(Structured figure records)
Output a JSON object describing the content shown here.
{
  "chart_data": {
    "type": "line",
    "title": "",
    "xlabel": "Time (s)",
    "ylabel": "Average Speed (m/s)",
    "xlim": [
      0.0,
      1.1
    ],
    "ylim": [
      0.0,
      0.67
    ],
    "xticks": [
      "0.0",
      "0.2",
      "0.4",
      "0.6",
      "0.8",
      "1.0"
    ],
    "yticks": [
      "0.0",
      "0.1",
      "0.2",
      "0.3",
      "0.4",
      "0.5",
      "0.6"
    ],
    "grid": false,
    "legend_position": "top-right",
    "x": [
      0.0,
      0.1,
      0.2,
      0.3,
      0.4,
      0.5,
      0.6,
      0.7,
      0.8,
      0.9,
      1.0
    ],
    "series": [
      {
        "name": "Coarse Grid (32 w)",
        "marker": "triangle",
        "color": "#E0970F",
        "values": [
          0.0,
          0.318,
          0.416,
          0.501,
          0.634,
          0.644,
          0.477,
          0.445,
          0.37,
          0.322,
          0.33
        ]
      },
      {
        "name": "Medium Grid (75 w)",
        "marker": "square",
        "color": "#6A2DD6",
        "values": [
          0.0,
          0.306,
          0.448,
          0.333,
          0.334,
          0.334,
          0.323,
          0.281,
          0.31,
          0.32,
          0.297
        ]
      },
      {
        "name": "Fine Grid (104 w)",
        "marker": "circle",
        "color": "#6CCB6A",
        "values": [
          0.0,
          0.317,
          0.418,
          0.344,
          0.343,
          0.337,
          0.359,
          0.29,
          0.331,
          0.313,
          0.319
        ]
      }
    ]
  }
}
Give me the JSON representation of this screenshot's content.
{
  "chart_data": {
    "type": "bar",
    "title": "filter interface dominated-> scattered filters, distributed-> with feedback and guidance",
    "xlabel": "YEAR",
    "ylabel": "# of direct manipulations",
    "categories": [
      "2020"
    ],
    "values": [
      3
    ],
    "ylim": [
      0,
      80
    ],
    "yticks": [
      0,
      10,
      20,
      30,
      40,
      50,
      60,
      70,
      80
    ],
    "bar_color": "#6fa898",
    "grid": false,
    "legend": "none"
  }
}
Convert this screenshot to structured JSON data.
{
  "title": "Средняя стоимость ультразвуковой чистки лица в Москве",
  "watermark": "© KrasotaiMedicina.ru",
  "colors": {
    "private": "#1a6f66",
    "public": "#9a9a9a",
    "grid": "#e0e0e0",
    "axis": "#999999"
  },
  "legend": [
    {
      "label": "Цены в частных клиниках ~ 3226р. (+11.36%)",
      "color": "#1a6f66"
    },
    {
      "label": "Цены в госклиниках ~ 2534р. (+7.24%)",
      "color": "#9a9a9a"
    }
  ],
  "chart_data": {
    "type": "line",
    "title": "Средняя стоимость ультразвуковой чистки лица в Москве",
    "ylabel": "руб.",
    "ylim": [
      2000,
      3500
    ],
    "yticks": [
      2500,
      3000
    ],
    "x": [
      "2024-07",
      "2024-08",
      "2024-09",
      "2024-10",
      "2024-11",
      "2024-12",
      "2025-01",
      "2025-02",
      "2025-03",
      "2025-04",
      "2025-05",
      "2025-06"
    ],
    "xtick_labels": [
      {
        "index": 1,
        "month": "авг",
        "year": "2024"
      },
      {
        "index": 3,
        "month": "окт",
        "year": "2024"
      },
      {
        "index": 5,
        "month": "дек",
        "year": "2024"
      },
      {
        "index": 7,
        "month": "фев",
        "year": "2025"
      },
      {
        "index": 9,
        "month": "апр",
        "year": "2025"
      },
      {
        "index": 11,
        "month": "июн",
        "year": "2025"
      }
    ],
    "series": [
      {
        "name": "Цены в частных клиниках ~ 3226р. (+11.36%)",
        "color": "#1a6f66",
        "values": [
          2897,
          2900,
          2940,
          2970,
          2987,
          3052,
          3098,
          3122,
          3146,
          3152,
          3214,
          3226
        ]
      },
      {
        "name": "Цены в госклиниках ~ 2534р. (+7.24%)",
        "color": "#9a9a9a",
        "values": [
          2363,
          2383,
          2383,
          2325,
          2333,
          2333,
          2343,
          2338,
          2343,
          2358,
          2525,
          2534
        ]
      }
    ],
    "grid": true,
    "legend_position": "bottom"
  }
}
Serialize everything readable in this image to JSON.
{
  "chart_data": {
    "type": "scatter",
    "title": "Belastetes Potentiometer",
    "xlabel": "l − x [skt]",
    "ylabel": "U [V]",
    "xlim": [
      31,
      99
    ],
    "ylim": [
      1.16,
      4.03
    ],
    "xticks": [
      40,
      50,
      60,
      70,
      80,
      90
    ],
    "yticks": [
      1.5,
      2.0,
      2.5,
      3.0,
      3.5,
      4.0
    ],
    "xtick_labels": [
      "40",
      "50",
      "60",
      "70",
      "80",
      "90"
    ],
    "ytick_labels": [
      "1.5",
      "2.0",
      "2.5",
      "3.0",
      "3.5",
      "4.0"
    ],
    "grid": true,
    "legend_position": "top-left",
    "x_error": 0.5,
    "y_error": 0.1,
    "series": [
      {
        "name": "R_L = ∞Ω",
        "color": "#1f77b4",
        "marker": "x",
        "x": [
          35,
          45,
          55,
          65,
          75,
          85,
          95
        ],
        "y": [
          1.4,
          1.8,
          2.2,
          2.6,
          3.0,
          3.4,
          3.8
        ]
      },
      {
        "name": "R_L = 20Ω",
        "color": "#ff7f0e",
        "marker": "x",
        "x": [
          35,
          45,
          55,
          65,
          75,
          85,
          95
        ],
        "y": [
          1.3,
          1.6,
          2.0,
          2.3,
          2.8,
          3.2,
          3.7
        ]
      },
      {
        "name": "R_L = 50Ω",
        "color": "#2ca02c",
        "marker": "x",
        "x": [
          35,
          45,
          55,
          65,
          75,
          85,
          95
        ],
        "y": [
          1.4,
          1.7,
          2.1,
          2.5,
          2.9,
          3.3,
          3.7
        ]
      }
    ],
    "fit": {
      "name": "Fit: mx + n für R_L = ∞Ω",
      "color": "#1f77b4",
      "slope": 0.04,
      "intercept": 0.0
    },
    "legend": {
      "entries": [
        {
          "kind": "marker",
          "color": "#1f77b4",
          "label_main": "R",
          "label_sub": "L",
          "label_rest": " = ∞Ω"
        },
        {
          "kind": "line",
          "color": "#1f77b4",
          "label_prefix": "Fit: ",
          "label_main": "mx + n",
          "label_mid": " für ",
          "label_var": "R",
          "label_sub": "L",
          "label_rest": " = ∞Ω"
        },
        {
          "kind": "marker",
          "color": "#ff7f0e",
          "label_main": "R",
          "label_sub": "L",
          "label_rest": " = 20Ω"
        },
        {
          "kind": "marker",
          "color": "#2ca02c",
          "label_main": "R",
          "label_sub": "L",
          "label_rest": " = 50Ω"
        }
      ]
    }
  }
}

• **What to produce**
Copy out every line in the listing where the word "Средняя" appears.

• **Answer**
  "title": "Средняя стоимость ультразвуковой чистки лица в Москве",
    "title": "Средняя стоимость ультразвуковой чистки лица в Москве",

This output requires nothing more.